--- Start ---

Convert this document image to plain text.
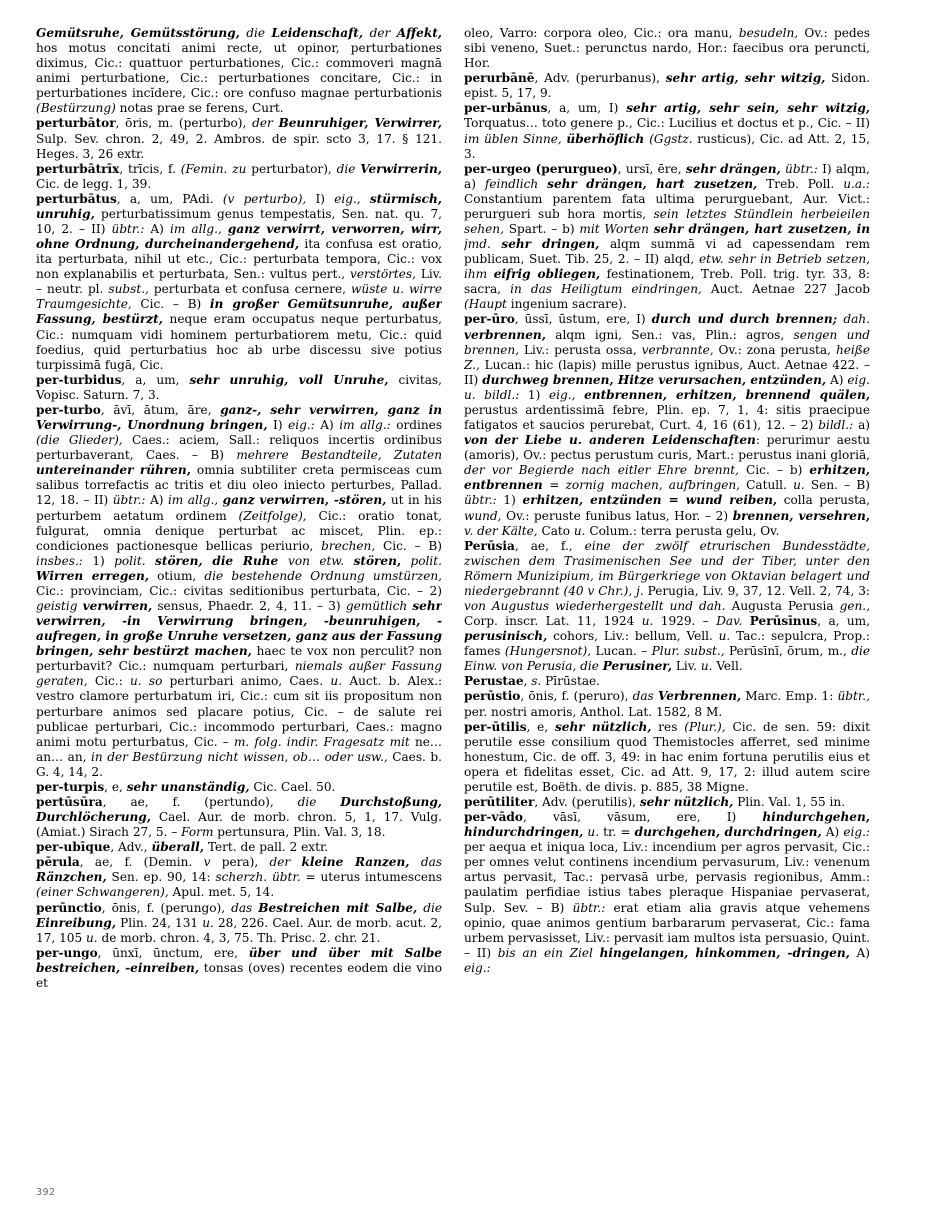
Gemütsruhe, Gemütsstörung, die Leidenschaft, der Affekt, hos motus concitati animi recte, ut opinor, perturbationes diximus, Cic.: quattuor perturbationes, Cic.: commoveri magnā animi perturbatione, Cic.: perturbationes concitare, Cic.: in perturbationes incĭdere, Cic.: ore confuso magnae perturbationis (Bestürzung) notas prae se ferens, Curt.

perturbātor, ōris, m. (perturbo), der Beunruhiger, Verwirrer, Sulp. Sev. chron. 2, 49, 2. Ambros. de spir. scto 3, 17. § 121. Heges. 3, 26 extr.

perturbātrīx, trīcis, f. (Femin. zu perturbator), die Verwirrerin, Cic. de legg. 1, 39.

perturbātus, a, um, PAdi. (v perturbo), I) eig., stürmisch, unruhig, perturbatissimum genus tempestatis, Sen. nat. qu. 7, 10, 2. – II) übtr.: A) im allg., ganz verwirrt, verworren, wirr, ohne Ordnung, durcheinandergehend, ita confusa est oratio, ita perturbata, nihil ut etc., Cic.: perturbata tempora, Cic.: vox non explanabilis et perturbata, Sen.: vultus pert., verstörtes, Liv. – neutr. pl. subst., perturbata et confusa cernere, wüste u. wirre Traumgesichte, Cic. – B) in großer Gemütsunruhe, außer Fassung, bestürzt, neque eram occupatus neque perturbatus, Cic.: numquam vidi hominem perturbatiorem metu, Cic.: quid foedius, quid perturbatius hoc ab urbe discessu sive potius turpissimā fugā, Cic.

per-turbidus, a, um, sehr unruhig, voll Unruhe, civitas, Vopisc. Saturn. 7, 3.

per-turbo, āvī, ātum, āre, ganz-, sehr verwirren, ganz in Verwirrung-, Unordnung bringen, I) eig.: A) im allg.: ordines (die Glieder), Caes.: aciem, Sall.: reliquos incertis ordinibus perturbaverant, Caes. – B) mehrere Bestandteile, Zutaten untereinander rühren, omnia subtiliter creta permisceas cum salibus torrefactis ac tritis et diu oleo iniecto perturbes, Pallad. 12, 18. – II) übtr.: A) im allg., ganz verwirren, -stören, ut in his perturbem aetatum ordinem (Zeitfolge), Cic.: oratio tonat, fulgurat, omnia denique perturbat ac miscet, Plin. ep.: condiciones pactionesque bellicas periurio, brechen, Cic. – B) insbes.: 1) polit. stören, die Ruhe von etw. stören, polit. Wirren erregen, otium, die bestehende Ordnung umstürzen, Cic.: provinciam, Cic.: civitas seditionibus perturbata, Cic. – 2) geistig verwirren, sensus, Phaedr. 2, 4, 11. – 3) gemütlich sehr verwirren, -in Verwirrung bringen, -beunruhigen, -aufregen, in große Unruhe versetzen, ganz aus der Fassung bringen, sehr bestürzt machen, haec te vox non perculit? non perturbavit? Cic.: numquam perturbari, niemals außer Fassung geraten, Cic.: u. so perturbari animo, Caes. u. Auct. b. Alex.: vestro clamore perturbatum iri, Cic.: cum sit iis propositum non perturbare animos sed placare potius, Cic. – de salute rei publicae perturbari, Cic.: incommodo perturbari, Caes.: magno animi motu perturbatus, Cic. – m. folg. indir. Fragesatz mit ne… an… an, in der Bestürzung nicht wissen, ob… oder usw., Caes. b. G. 4, 14, 2.

per-turpis, e, sehr unanständig, Cic. Cael. 50.

pertūsūra, ae, f. (pertundo), die Durchstoßung, Durchlöcherung, Cael. Aur. de morb. chron. 5, 1, 17. Vulg. (Amiat.) Sirach 27, 5. – Form pertunsura, Plin. Val. 3, 18.

per-ubīque, Adv., überall, Tert. de pall. 2 extr.

pērula, ae, f. (Demin. v pera), der kleine Ranzen, das Ränzchen, Sen. ep. 90, 14: scherzh. übtr. = uterus intumescens (einer Schwangeren), Apul. met. 5, 14.

perūnctio, ōnis, f. (perungo), das Bestreichen mit Salbe, die Einreibung, Plin. 24, 131 u. 28, 226. Cael. Aur. de morb. acut. 2, 17, 105 u. de morb. chron. 4, 3, 75. Th. Prisc. 2. chr. 21.

per-ungo, ūnxī, ūnctum, ere, über und über mit Salbe bestreichen, -einreiben, tonsas (oves) recentes eodem die vino et

oleo, Varro: corpora oleo, Cic.: ora manu, besudeln, Ov.: pedes sibi veneno, Suet.: perunctus nardo, Hor.: faecibus ora peruncti, Hor.

perurbānē, Adv. (perurbanus), sehr artig, sehr witzig, Sidon. epist. 5, 17, 9.

per-urbānus, a, um, I) sehr artig, sehr sein, sehr witzig, Torquatus… toto genere p., Cic.: Lucilius et doctus et p., Cic. – II) im üblen Sinne, überhöflich (Ggstz. rusticus), Cic. ad Att. 2, 15, 3.

per-urgeo (perurgueo), ursī, ēre, sehr drängen, übtr.: I) alqm, a) feindlich sehr drängen, hart zusetzen, Treb. Poll. u.a.: Constantium parentem fata ultima perurguebant, Aur. Vict.: perurgueri sub hora mortis, sein letztes Stündlein herbeieilen sehen, Spart. – b) mit Worten sehr drängen, hart zusetzen, in jmd. sehr dringen, alqm summā vi ad capessendam rem publicam, Suet. Tib. 25, 2. – II) alqd, etw. sehr in Betrieb setzen, ihm eifrig obliegen, festinationem, Treb. Poll. trig. tyr. 33, 8: sacra, in das Heiligtum eindringen, Auct. Aetnae 227 Jacob (Haupt ingenium sacrare).

per-ūro, ūssī, ūstum, ere, I) durch und durch brennen; dah. verbrennen, alqm igni, Sen.: vas, Plin.: agros, sengen und brennen, Liv.: perusta ossa, verbrannte, Ov.: zona perusta, heiße Z., Lucan.: hic (lapis) mille perustus ignibus, Auct. Aetnae 422. – II) durchweg brennen, Hitze verursachen, entzünden, A) eig. u. bildl.: 1) eig., entbrennen, erhitzen, brennend quälen, perustus ardentissimā febre, Plin. ep. 7, 1, 4: sitis praecipue fatigatos et saucios perurebat, Curt. 4, 16 (61), 12. – 2) bildl.: a) von der Liebe u. anderen Leidenschaften: perurimur aestu (amoris), Ov.: pectus perustum curis, Mart.: perustus inani gloriā, der vor Begierde nach eitler Ehre brennt, Cic. – b) erhitzen, entbrennen = zornig machen, aufbringen, Catull. u. Sen. – B) übtr.: 1) erhitzen, entzünden = wund reiben, colla perusta, wund, Ov.: peruste funibus latus, Hor. – 2) brennen, versehren, v. der Kälte, Cato u. Colum.: terra perusta gelu, Ov.

Perūsia, ae, f., eine der zwölf etrurischen Bundesstädte, zwischen dem Trasimenischen See und der Tiber, unter den Römern Munizipium, im Bürgerkriege von Oktavian belagert und niedergebrannt (40 v Chr.), j. Perugia, Liv. 9, 37, 12. Vell. 2, 74, 3: von Augustus wiederhergestellt und dah. Augusta Perusia gen., Corp. inscr. Lat. 11, 1924 u. 1929. – Dav. Perūsīnus, a, um, perusinisch, cohors, Liv.: bellum, Vell. u. Tac.: sepulcra, Prop.: fames (Hungersnot), Lucan. – Plur. subst., Perūsīnī, ōrum, m., die Einw. von Perusia, die Perusiner, Liv. u. Vell.

Perustae, s. Pīrūstae.

perūstio, ōnis, f. (peruro), das Verbrennen, Marc. Emp. 1: übtr., per. nostri amoris, Anthol. Lat. 1582, 8 M.

per-ūtilis, e, sehr nützlich, res (Plur.), Cic. de sen. 59: dixit perutile esse consilium quod Themistocles afferret, sed minime honestum, Cic. de off. 3, 49: in hac enim fortuna perutilis eius et opera et fidelitas esset, Cic. ad Att. 9, 17, 2: illud autem scire perutile est, Boëth. de divis. p. 885, 38 Migne.

perūtiliter, Adv. (perutilis), sehr nützlich, Plin. Val. 1, 55 in.

per-vādo, vāsī, vāsum, ere, I) hindurchgehen, hindurchdringen, u. tr. = durchgehen, durchdringen, A) eig.: per aequa et iniqua loca, Liv.: incendium per agros pervasit, Cic.: per omnes velut continens incendium pervasurum, Liv.: venenum artus pervasit, Tac.: pervasā urbe, pervasis regionibus, Amm.: paulatim perfidiae istius tabes pleraque Hispaniae pervaserat, Sulp. Sev. – B) übtr.: erat etiam alia gravis atque vehemens opinio, quae animos gentium barbararum pervaserat, Cic.: fama urbem pervasisset, Liv.: pervasit iam multos ista persuasio, Quint. – II) bis an ein Ziel hingelangen, hinkommen, -dringen, A) eig.:

392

--- End ---

WHAT YOU ARE ASKED TO DO
Track down all lines above with the string "artig" and copy them.

OUTPUT OF THE EXERCISE
perurbānē, Adv. (perurbanus), sehr artig, sehr witzig, Sidon. epist. 5, 17, 9.
per-urbānus, a, um, I) sehr artig, sehr sein, sehr witzig, Torquatus… toto genere p., Cic.: Lucilius et doctus et p., Cic. – II) im üblen Sinne, überhöflich (Ggstz. rusticus), Cic. ad Att. 2, 15, 3.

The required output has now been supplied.